* [Description of the task]: Omit all images. Transcribe the rest of the material below exactly.

[Stored entries]
--- Start ---
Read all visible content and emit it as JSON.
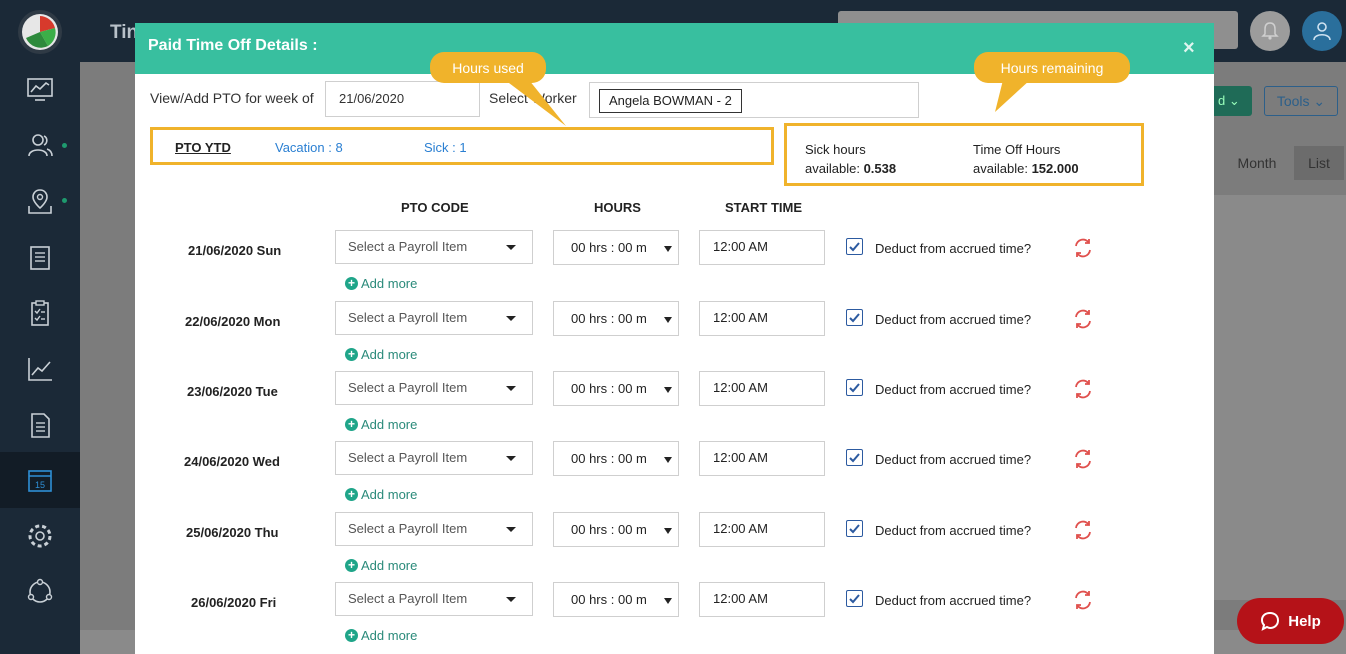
{
  "background": {
    "page_title": "Tin",
    "tools_label": "Tools",
    "month_label": "Month",
    "list_label": "List"
  },
  "modal": {
    "title": "Paid Time Off Details :",
    "close": "×",
    "week_label": "View/Add PTO for week of",
    "week_value": "21/06/2020",
    "worker_label": "Select Worker",
    "worker_value": "Angela BOWMAN - 2",
    "pto_ytd": {
      "label": "PTO YTD",
      "vacation": "Vacation : 8",
      "sick": "Sick : 1"
    },
    "remaining": {
      "sick_line1": "Sick hours",
      "sick_line2": "available:",
      "sick_value": "0.538",
      "timeoff_line1": "Time Off Hours",
      "timeoff_line2": "available:",
      "timeoff_value": "152.000"
    },
    "columns": {
      "pto_code": "PTO CODE",
      "hours": "HOURS",
      "start_time": "START TIME"
    },
    "rows": [
      {
        "date": "21/06/2020 Sun",
        "payroll": "Select a Payroll Item",
        "hours": "00 hrs : 00 m",
        "time": "12:00 AM",
        "deduct": "Deduct from accrued time?",
        "add_more": "Add more"
      },
      {
        "date": "22/06/2020 Mon",
        "payroll": "Select a Payroll Item",
        "hours": "00 hrs : 00 m",
        "time": "12:00 AM",
        "deduct": "Deduct from accrued time?",
        "add_more": "Add more"
      },
      {
        "date": "23/06/2020 Tue",
        "payroll": "Select a Payroll Item",
        "hours": "00 hrs : 00 m",
        "time": "12:00 AM",
        "deduct": "Deduct from accrued time?",
        "add_more": "Add more"
      },
      {
        "date": "24/06/2020 Wed",
        "payroll": "Select a Payroll Item",
        "hours": "00 hrs : 00 m",
        "time": "12:00 AM",
        "deduct": "Deduct from accrued time?",
        "add_more": "Add more"
      },
      {
        "date": "25/06/2020 Thu",
        "payroll": "Select a Payroll Item",
        "hours": "00 hrs : 00 m",
        "time": "12:00 AM",
        "deduct": "Deduct from accrued time?",
        "add_more": "Add more"
      },
      {
        "date": "26/06/2020 Fri",
        "payroll": "Select a Payroll Item",
        "hours": "00 hrs : 00 m",
        "time": "12:00 AM",
        "deduct": "Deduct from accrued time?",
        "add_more": "Add more"
      }
    ]
  },
  "callouts": {
    "hours_used": "Hours used",
    "hours_remaining": "Hours remaining"
  },
  "help": {
    "label": "Help"
  },
  "colors": {
    "modal_header": "#38bf9f",
    "callout": "#f0b32b",
    "link_blue": "#2a7fd2",
    "help_red": "#b51218",
    "sidebar": "#1b2937"
  }
}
--- End ---
* [Result below]:
Read all visible content and emit it as JSON.
{
  "background": {
    "page_title": "Tin",
    "tools_label": "Tools",
    "month_label": "Month",
    "list_label": "List"
  },
  "modal": {
    "title": "Paid Time Off Details :",
    "close": "×",
    "week_label": "View/Add PTO for week of",
    "week_value": "21/06/2020",
    "worker_label": "Select Worker",
    "worker_value": "Angela BOWMAN - 2",
    "pto_ytd": {
      "label": "PTO YTD",
      "vacation": "Vacation : 8",
      "sick": "Sick : 1"
    },
    "remaining": {
      "sick_line1": "Sick hours",
      "sick_line2": "available:",
      "sick_value": "0.538",
      "timeoff_line1": "Time Off Hours",
      "timeoff_line2": "available:",
      "timeoff_value": "152.000"
    },
    "columns": {
      "pto_code": "PTO CODE",
      "hours": "HOURS",
      "start_time": "START TIME"
    },
    "rows": [
      {
        "date": "21/06/2020 Sun",
        "payroll": "Select a Payroll Item",
        "hours": "00 hrs : 00 m",
        "time": "12:00 AM",
        "deduct": "Deduct from accrued time?",
        "add_more": "Add more"
      },
      {
        "date": "22/06/2020 Mon",
        "payroll": "Select a Payroll Item",
        "hours": "00 hrs : 00 m",
        "time": "12:00 AM",
        "deduct": "Deduct from accrued time?",
        "add_more": "Add more"
      },
      {
        "date": "23/06/2020 Tue",
        "payroll": "Select a Payroll Item",
        "hours": "00 hrs : 00 m",
        "time": "12:00 AM",
        "deduct": "Deduct from accrued time?",
        "add_more": "Add more"
      },
      {
        "date": "24/06/2020 Wed",
        "payroll": "Select a Payroll Item",
        "hours": "00 hrs : 00 m",
        "time": "12:00 AM",
        "deduct": "Deduct from accrued time?",
        "add_more": "Add more"
      },
      {
        "date": "25/06/2020 Thu",
        "payroll": "Select a Payroll Item",
        "hours": "00 hrs : 00 m",
        "time": "12:00 AM",
        "deduct": "Deduct from accrued time?",
        "add_more": "Add more"
      },
      {
        "date": "26/06/2020 Fri",
        "payroll": "Select a Payroll Item",
        "hours": "00 hrs : 00 m",
        "time": "12:00 AM",
        "deduct": "Deduct from accrued time?",
        "add_more": "Add more"
      }
    ]
  },
  "callouts": {
    "hours_used": "Hours used",
    "hours_remaining": "Hours remaining"
  },
  "help": {
    "label": "Help"
  },
  "colors": {
    "modal_header": "#38bf9f",
    "callout": "#f0b32b",
    "link_blue": "#2a7fd2",
    "help_red": "#b51218",
    "sidebar": "#1b2937"
  }
}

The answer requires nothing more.